SHORT TASK >>
Narrow the data below down to the lines containing "weissen".

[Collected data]

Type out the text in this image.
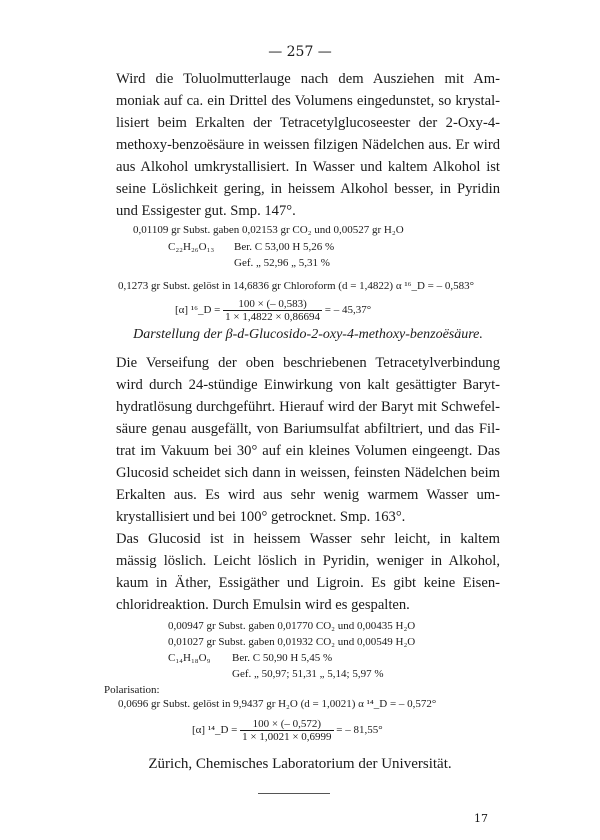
— 257 —
Wird die Toluolmutterlauge nach dem Ausziehen mit Am-
moniak auf ca. ein Drittel des Volumens eingedunstet, so krystal-
lisiert beim Erkalten der Tetracetylglucoseester der 2-Oxy-4-
methoxy-benzoësäure in weissen filzigen Nädelchen aus. Er wird
aus Alkohol umkrystallisiert. In Wasser und kaltem Alkohol ist
seine Löslichkeit gering, in heissem Alkohol besser, in Pyridin
und Essigester gut. Smp. 147°.
0,01109 gr Subst. gaben 0,02153 gr CO₂ und 0,00527 gr H₂O
C₂₂H₂₆O₁₃ Ber. C 53,00 H 5,26 %
Gef. „ 52,96 „ 5,31 %
0,1273 gr Subst. gelöst in 14,6836 gr Chloroform (d = 1,4822) α ¹⁶_D = – 0,583°
[α] ¹⁶_D = $\frac{100 \times (- 0,583)}{1 \times 1,4822 \times 0,86694}$ = – 45,37°
Darstellung der β-d-Glucosido-2-oxy-4-methoxy-benzoësäure.
Die Verseifung der oben beschriebenen Tetracetylverbindung
wird durch 24-stündige Einwirkung von kalt gesättigter Baryt-
hydratlösung durchgeführt. Hierauf wird der Baryt mit Schwefel-
säure genau ausgefällt, von Bariumsulfat abfiltriert, und das Fil-
trat im Vakuum bei 30° auf ein kleines Volumen eingeengt. Das
Glucosid scheidet sich dann in weissen, feinsten Nädelchen beim
Erkalten aus. Es wird aus sehr wenig warmem Wasser um-
krystallisiert und bei 100° getrocknet. Smp. 163°.
Das Glucosid ist in heissem Wasser sehr leicht, in kaltem
mässig löslich. Leicht löslich in Pyridin, weniger in Alkohol,
kaum in Äther, Essigäther und Ligroin. Es gibt keine Eisen-
chloridreaktion. Durch Emulsin wird es gespalten.
0,00947 gr Subst. gaben 0,01770 CO₂ und 0,00435 H₂O
0,01027 gr Subst. gaben 0,01932 CO₂ und 0,00549 H₂O
C₁₄H₁₈O₉ Ber. C 50,90 H 5,45 %
Gef. „ 50,97; 51,31 „ 5,14; 5,97 %
Polarisation:
0,0696 gr Subst. gelöst in 9,9437 gr H₂O (d = 1,0021) α ¹⁴_D = – 0,572°
[α] ¹⁴_D = $\frac{100 \times (- 0,572)}{1 \times 1,0021 \times 0,6999}$ = – 81,55°
Zürich, Chemisches Laboratorium der Universität.
17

PROBLEM SOLUTION >>
methoxy-benzoësäure in weissen filzigen Nädelchen aus. Er wird
Glucosid scheidet sich dann in weissen, feinsten Nädelchen beim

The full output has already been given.